» **WHAT THE TASK REQUIRES**: Scan the listing for "they" and copy out each line that has it.

» **DATA SUPPLIED**:
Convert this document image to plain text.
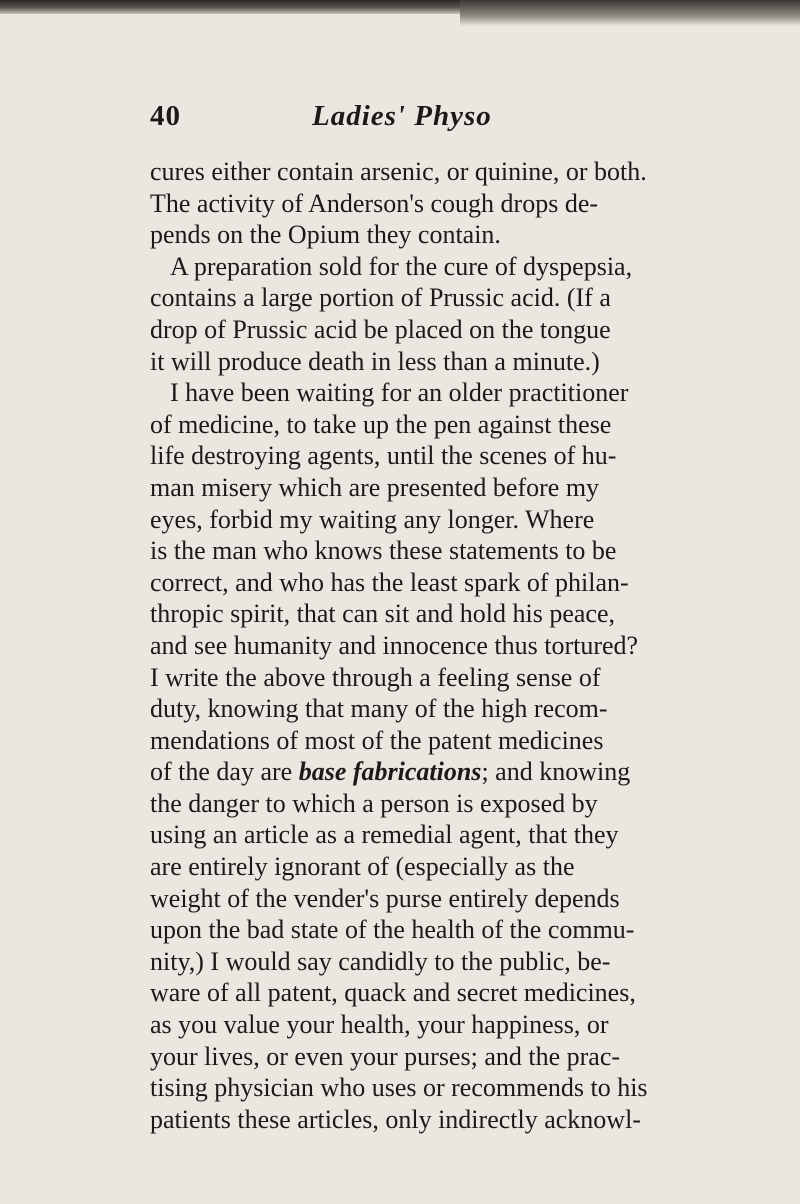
40	Ladies' Physo
cures either contain arsenic, or quinine, or both.
The activity of Anderson's cough drops de-
pends on the Opium they contain.
A preparation sold for the cure of dyspepsia,
contains a large portion of Prussic acid. (If a
drop of Prussic acid be placed on the tongue
it will produce death in less than a minute.)
I have been waiting for an older practitioner
of medicine, to take up the pen against these
life destroying agents, until the scenes of hu-
man misery which are presented before my
eyes, forbid my waiting any longer. Where
is the man who knows these statements to be
correct, and who has the least spark of philan-
thropic spirit, that can sit and hold his peace,
and see humanity and innocence thus tortured?
I write the above through a feeling sense of
duty, knowing that many of the high recom-
mendations of most of the patent medicines
of the day are base fabrications; and knowing
the danger to which a person is exposed by
using an article as a remedial agent, that they
are entirely ignorant of (especially as the
weight of the vender's purse entirely depends
upon the bad state of the health of the commu-
nity,) I would say candidly to the public, be-
ware of all patent, quack and secret medicines,
as you value your health, your happiness, or
your lives, or even your purses; and the prac-
tising physician who uses or recommends to his
patients these articles, only indirectly acknowl-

» **ANSWER TO THIS PROBLEM**:
pends on the Opium they contain.
using an article as a remedial agent, that they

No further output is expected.